=== GIVEN TASK ===
Reproduce all the material exactly, minus any pictures it holds.

Extracted data entries:
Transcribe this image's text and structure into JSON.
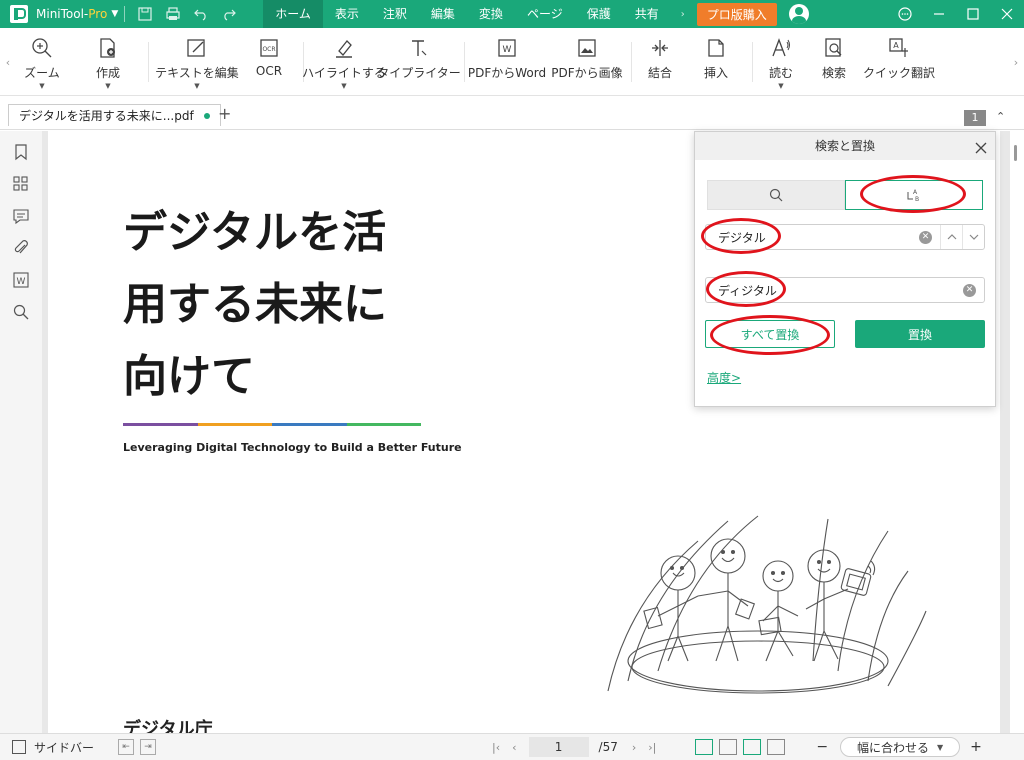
{
  "app": {
    "name": "MiniTool-",
    "edition": "Pro"
  },
  "menu": [
    "ホーム",
    "表示",
    "注釈",
    "編集",
    "変換",
    "ページ",
    "保護",
    "共有"
  ],
  "buy_label": "プロ版購入",
  "toolbar": {
    "zoom": "ズーム",
    "create": "作成",
    "edit_text": "テキストを編集",
    "ocr": "OCR",
    "highlight": "ハイライトする",
    "typewriter": "タイプライター",
    "pdf_to_word": "PDFからWord",
    "pdf_to_image": "PDFから画像",
    "merge": "結合",
    "insert": "挿入",
    "read": "読む",
    "search": "検索",
    "quick_translate": "クイック翻訳"
  },
  "tab": {
    "title": "デジタルを活用する未来に...pdf"
  },
  "page_badge": "1",
  "document": {
    "title_line1": "デジタルを活",
    "title_line2": "用する未来に",
    "title_line3": "向けて",
    "subtitle": "Leveraging Digital Technology to Build a Better Future",
    "footer": "デジタル庁"
  },
  "search_panel": {
    "title": "検索と置換",
    "find_value": "デジタル",
    "replace_value": "ディジタル",
    "replace_all_label": "すべて置換",
    "replace_label": "置換",
    "advanced_label": "高度>"
  },
  "statusbar": {
    "sidebar_label": "サイドバー",
    "current_page": "1",
    "total_pages": "/57",
    "zoom_mode": "幅に合わせる"
  },
  "colors": {
    "accent": "#1aa87a",
    "buy": "#f07d2a",
    "annotation": "#e0141c",
    "stripe": [
      "#7b4fa0",
      "#f0a020",
      "#3a7ac0",
      "#44b860"
    ]
  }
}
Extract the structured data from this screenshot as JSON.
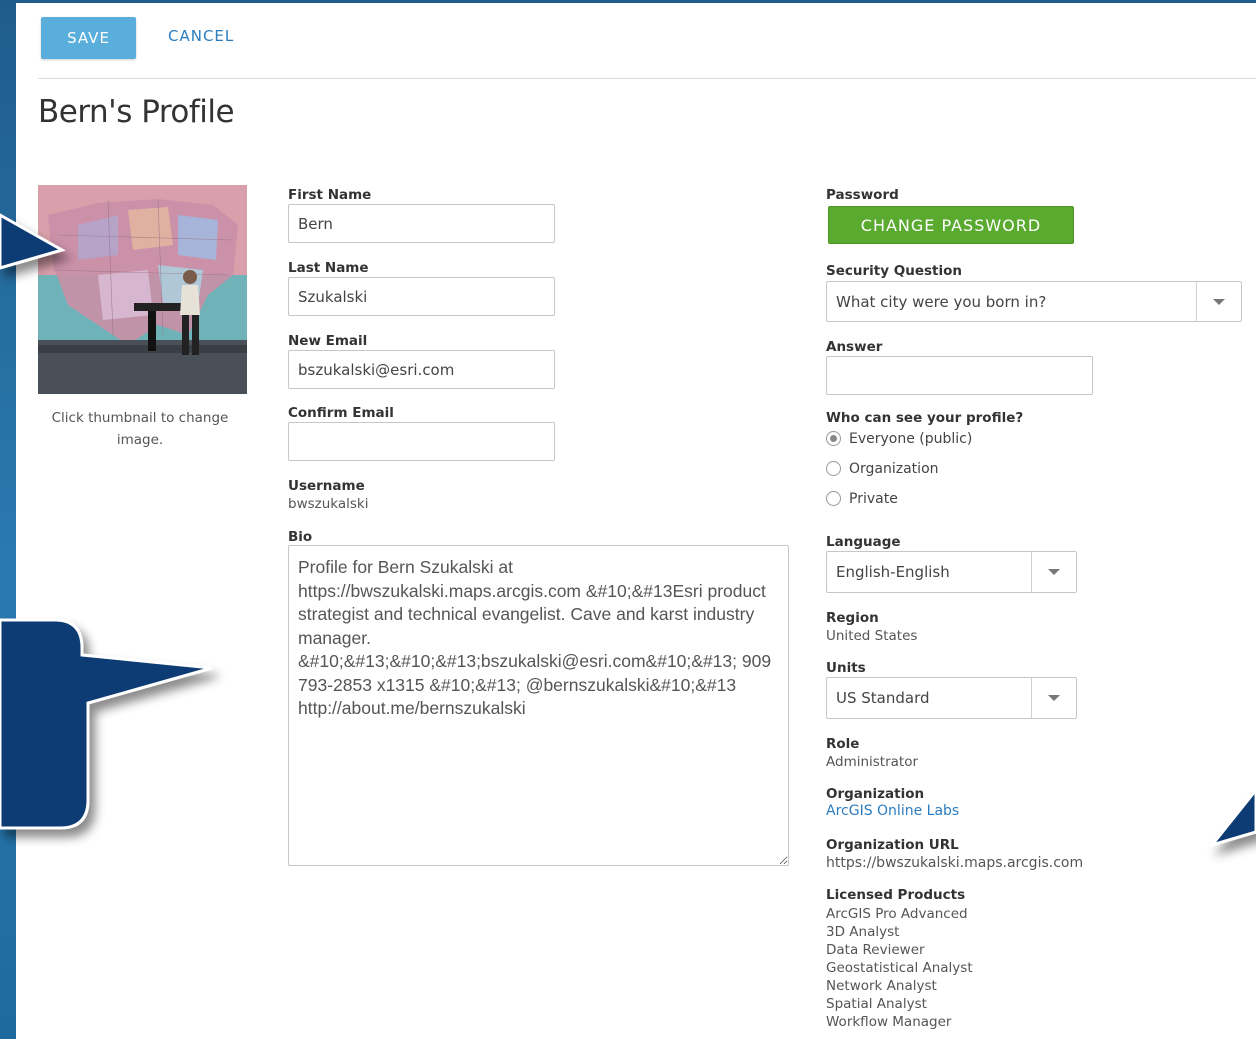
{
  "toolbar": {
    "save_label": "SAVE",
    "cancel_label": "CANCEL"
  },
  "page_title": "Bern's Profile",
  "thumbnail": {
    "caption": "Click thumbnail to change image."
  },
  "form": {
    "first_name": {
      "label": "First Name",
      "value": "Bern"
    },
    "last_name": {
      "label": "Last Name",
      "value": "Szukalski"
    },
    "new_email": {
      "label": "New Email",
      "value": "bszukalski@esri.com"
    },
    "confirm_email": {
      "label": "Confirm Email",
      "value": ""
    },
    "username": {
      "label": "Username",
      "value": "bwszukalski"
    },
    "bio": {
      "label": "Bio",
      "value": "Profile for Bern Szukalski at https://bwszukalski.maps.arcgis.com &#10;&#13Esri product strategist and technical evangelist. Cave and karst industry manager. &#10;&#13;&#10;&#13;bszukalski@esri.com&#10;&#13; 909 793-2853 x1315 &#10;&#13; @bernszukalski&#10;&#13 http://about.me/bernszukalski"
    }
  },
  "account": {
    "password": {
      "label": "Password",
      "button": "CHANGE PASSWORD"
    },
    "security_question": {
      "label": "Security Question",
      "selected": "What city were you born in?"
    },
    "answer": {
      "label": "Answer",
      "value": ""
    },
    "visibility": {
      "label": "Who can see your profile?",
      "options": [
        "Everyone (public)",
        "Organization",
        "Private"
      ],
      "selected": "Everyone (public)"
    },
    "language": {
      "label": "Language",
      "selected": "English-English"
    },
    "region": {
      "label": "Region",
      "value": "United States"
    },
    "units": {
      "label": "Units",
      "selected": "US Standard"
    },
    "role": {
      "label": "Role",
      "value": "Administrator"
    },
    "organization": {
      "label": "Organization",
      "value": "ArcGIS Online Labs"
    },
    "organization_url": {
      "label": "Organization URL",
      "value": "https://bwszukalski.maps.arcgis.com"
    },
    "licensed_products": {
      "label": "Licensed Products",
      "items": [
        "ArcGIS Pro Advanced",
        "3D Analyst",
        "Data Reviewer",
        "Geostatistical Analyst",
        "Network Analyst",
        "Spatial Analyst",
        "Workflow Manager"
      ]
    }
  },
  "colors": {
    "primary_button": "#5aaedc",
    "green_button": "#5aaa30",
    "link": "#2b7cbf",
    "callout": "#0e3a73"
  }
}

=== RESULT ===
Transcribe this image's text and structure into JSON.
{
  "app": {
    "name": "MiniTool-",
    "edition": "Pro"
  },
  "menu": [
    "ホーム",
    "表示",
    "注釈",
    "編集",
    "変換",
    "ページ",
    "保護",
    "共有"
  ],
  "buy_label": "プロ版購入",
  "toolbar": {
    "zoom": "ズーム",
    "create": "作成",
    "edit_text": "テキストを編集",
    "ocr": "OCR",
    "highlight": "ハイライトする",
    "typewriter": "タイプライター",
    "pdf_to_word": "PDFからWord",
    "pdf_to_image": "PDFから画像",
    "merge": "結合",
    "insert": "挿入",
    "read": "読む",
    "search": "検索",
    "quick_translate": "クイック翻訳"
  },
  "tab": {
    "title": "デジタルを活用する未来に...pdf"
  },
  "page_badge": "1",
  "document": {
    "title_line1": "デジタルを活",
    "title_line2": "用する未来に",
    "title_line3": "向けて",
    "subtitle": "Leveraging Digital Technology to Build a Better Future",
    "footer": "デジタル庁"
  },
  "search_panel": {
    "title": "検索と置換",
    "find_value": "デジタル",
    "replace_value": "ディジタル",
    "replace_all_label": "すべて置換",
    "replace_label": "置換",
    "advanced_label": "高度>"
  },
  "statusbar": {
    "sidebar_label": "サイドバー",
    "current_page": "1",
    "total_pages": "/57",
    "zoom_mode": "幅に合わせる"
  },
  "colors": {
    "accent": "#1aa87a",
    "buy": "#f07d2a",
    "annotation": "#e0141c",
    "stripe": [
      "#7b4fa0",
      "#f0a020",
      "#3a7ac0",
      "#44b860"
    ]
  }
}
Extract the structured data from this screenshot as JSON.
{
  "toolbar": {
    "save_label": "SAVE",
    "cancel_label": "CANCEL"
  },
  "page_title": "Bern's Profile",
  "thumbnail": {
    "caption": "Click thumbnail to change image."
  },
  "form": {
    "first_name": {
      "label": "First Name",
      "value": "Bern"
    },
    "last_name": {
      "label": "Last Name",
      "value": "Szukalski"
    },
    "new_email": {
      "label": "New Email",
      "value": "bszukalski@esri.com"
    },
    "confirm_email": {
      "label": "Confirm Email",
      "value": ""
    },
    "username": {
      "label": "Username",
      "value": "bwszukalski"
    },
    "bio": {
      "label": "Bio",
      "value": "Profile for Bern Szukalski at https://bwszukalski.maps.arcgis.com &#10;&#13Esri product strategist and technical evangelist. Cave and karst industry manager. &#10;&#13;&#10;&#13;bszukalski@esri.com&#10;&#13; 909 793-2853 x1315 &#10;&#13; @bernszukalski&#10;&#13 http://about.me/bernszukalski"
    }
  },
  "account": {
    "password": {
      "label": "Password",
      "button": "CHANGE PASSWORD"
    },
    "security_question": {
      "label": "Security Question",
      "selected": "What city were you born in?"
    },
    "answer": {
      "label": "Answer",
      "value": ""
    },
    "visibility": {
      "label": "Who can see your profile?",
      "options": [
        "Everyone (public)",
        "Organization",
        "Private"
      ],
      "selected": "Everyone (public)"
    },
    "language": {
      "label": "Language",
      "selected": "English-English"
    },
    "region": {
      "label": "Region",
      "value": "United States"
    },
    "units": {
      "label": "Units",
      "selected": "US Standard"
    },
    "role": {
      "label": "Role",
      "value": "Administrator"
    },
    "organization": {
      "label": "Organization",
      "value": "ArcGIS Online Labs"
    },
    "organization_url": {
      "label": "Organization URL",
      "value": "https://bwszukalski.maps.arcgis.com"
    },
    "licensed_products": {
      "label": "Licensed Products",
      "items": [
        "ArcGIS Pro Advanced",
        "3D Analyst",
        "Data Reviewer",
        "Geostatistical Analyst",
        "Network Analyst",
        "Spatial Analyst",
        "Workflow Manager"
      ]
    }
  },
  "colors": {
    "primary_button": "#5aaedc",
    "green_button": "#5aaa30",
    "link": "#2b7cbf",
    "callout": "#0e3a73"
  }
}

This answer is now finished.